Input data:
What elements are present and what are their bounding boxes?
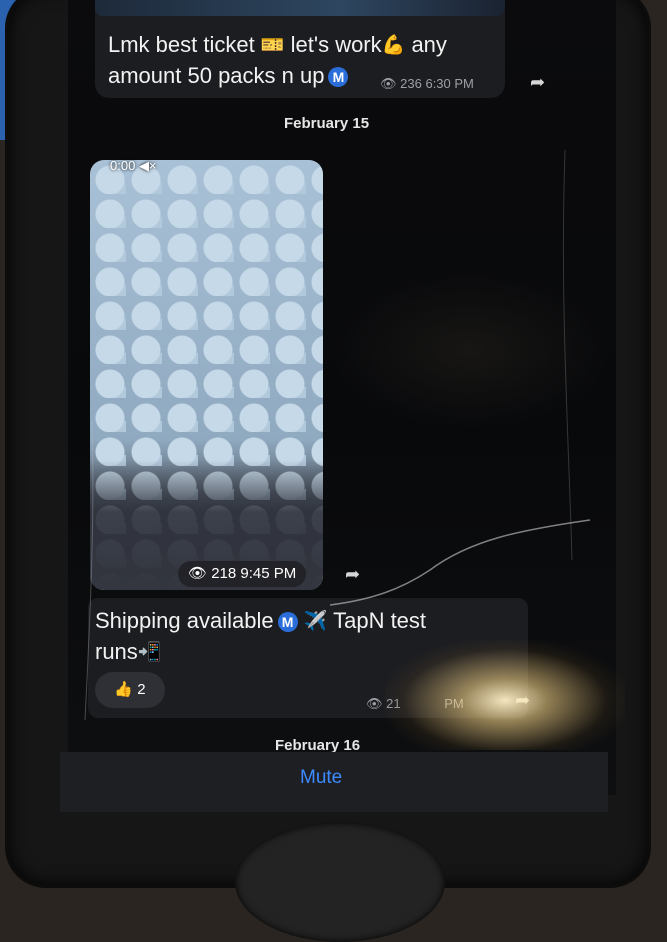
video-duration-label: 0:00 ◀×	[110, 158, 157, 174]
home-button[interactable]	[235, 822, 445, 942]
message-3-line1a: Shipping available	[95, 608, 274, 633]
views-eye-icon: 👁	[380, 76, 397, 91]
message-1-line1b: let's work	[290, 32, 382, 57]
views-eye-icon: 👁	[188, 565, 208, 582]
video-time: 9:45 PM	[240, 565, 297, 582]
m-badge-icon: M	[328, 67, 349, 88]
message-1-line1c: any	[411, 32, 447, 57]
message-3-line2: runs	[95, 639, 138, 665]
message-3-time: PM	[444, 696, 464, 711]
message-3-meta: 👁 21 PM	[366, 696, 464, 712]
date-separator-feb15: February 15	[284, 115, 370, 132]
message-3-text: Shipping available M ✈️ TapN test runs📲	[95, 606, 515, 668]
muscle-emoji-icon: 💪	[381, 35, 406, 57]
reaction-count: 2	[137, 681, 146, 698]
video-duration: 0:00	[110, 158, 136, 173]
views-eye-icon: 👁	[366, 696, 383, 711]
thumbs-up-icon: 👍	[114, 681, 134, 698]
message-1-meta: 👁 236 6:30 PM	[380, 76, 474, 92]
video-views: 218	[211, 565, 237, 582]
muted-speaker-icon[interactable]: ◀×	[139, 158, 157, 173]
video-message[interactable]	[90, 160, 323, 590]
phone-emoji-icon: 📲	[137, 642, 162, 664]
message-1-line1a: Lmk best ticket	[108, 32, 255, 57]
share-icon[interactable]: ➦	[345, 564, 360, 585]
airplane-emoji-icon: ✈️	[303, 611, 328, 633]
reaction-thumbs-up[interactable]: 👍 2	[95, 672, 165, 708]
mute-button[interactable]: Mute	[300, 767, 342, 789]
message-3-views: 21	[386, 696, 401, 711]
share-icon[interactable]: ➦	[530, 72, 545, 93]
message-1-views: 236	[400, 76, 422, 91]
message-1-line2: amount 50 packs n up	[108, 63, 325, 89]
image-preview-strip	[95, 0, 505, 16]
m-badge-icon: M	[277, 612, 298, 633]
ticket-emoji-icon: 🎫	[260, 35, 285, 57]
message-1-time: 6:30 PM	[425, 76, 474, 91]
screen-glare-haze	[330, 270, 610, 430]
message-3-line1b: TapN test	[333, 608, 427, 633]
share-icon[interactable]: ➦	[515, 690, 530, 711]
video-meta-pill: 👁 218 9:45 PM	[178, 561, 307, 587]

Exercise details: Pull every line from the entries above into your answer word for word, omitting the pictures.

Task output:
What elements are present and what are their bounding boxes?
video-duration-label: 0:00 ◀×	[110, 158, 157, 174]
home-button[interactable]	[235, 822, 445, 942]
message-3-line1a: Shipping available	[95, 608, 274, 633]
views-eye-icon: 👁	[380, 76, 397, 91]
message-1-line1b: let's work	[290, 32, 382, 57]
views-eye-icon: 👁	[188, 565, 208, 582]
video-time: 9:45 PM	[240, 565, 297, 582]
m-badge-icon: M	[328, 67, 349, 88]
message-1-line1c: any	[411, 32, 447, 57]
message-3-line2: runs	[95, 639, 138, 665]
message-3-time: PM	[444, 696, 464, 711]
message-3-meta: 👁 21 PM	[366, 696, 464, 712]
date-separator-feb15: February 15	[284, 115, 370, 132]
message-3-text: Shipping available M ✈️ TapN test runs📲	[95, 606, 515, 668]
muscle-emoji-icon: 💪	[381, 35, 406, 57]
reaction-count: 2	[137, 681, 146, 698]
video-duration: 0:00	[110, 158, 136, 173]
views-eye-icon: 👁	[366, 696, 383, 711]
thumbs-up-icon: 👍	[114, 681, 134, 698]
message-1-meta: 👁 236 6:30 PM	[380, 76, 474, 92]
video-views: 218	[211, 565, 237, 582]
muted-speaker-icon[interactable]: ◀×	[139, 158, 157, 173]
video-message[interactable]	[90, 160, 323, 590]
phone-emoji-icon: 📲	[137, 642, 162, 664]
message-1-line1a: Lmk best ticket	[108, 32, 255, 57]
share-icon[interactable]: ➦	[345, 564, 360, 585]
airplane-emoji-icon: ✈️	[303, 611, 328, 633]
reaction-thumbs-up[interactable]: 👍 2	[95, 672, 165, 708]
mute-button[interactable]: Mute	[300, 767, 342, 789]
message-3-views: 21	[386, 696, 401, 711]
share-icon[interactable]: ➦	[530, 72, 545, 93]
message-1-views: 236	[400, 76, 422, 91]
message-1-line2: amount 50 packs n up	[108, 63, 325, 89]
image-preview-strip	[95, 0, 505, 16]
m-badge-icon: M	[277, 612, 298, 633]
ticket-emoji-icon: 🎫	[260, 35, 285, 57]
message-1-time: 6:30 PM	[425, 76, 474, 91]
screen-glare-haze	[330, 270, 610, 430]
message-3-line1b: TapN test	[333, 608, 427, 633]
share-icon[interactable]: ➦	[515, 690, 530, 711]
video-meta-pill: 👁 218 9:45 PM	[178, 561, 307, 587]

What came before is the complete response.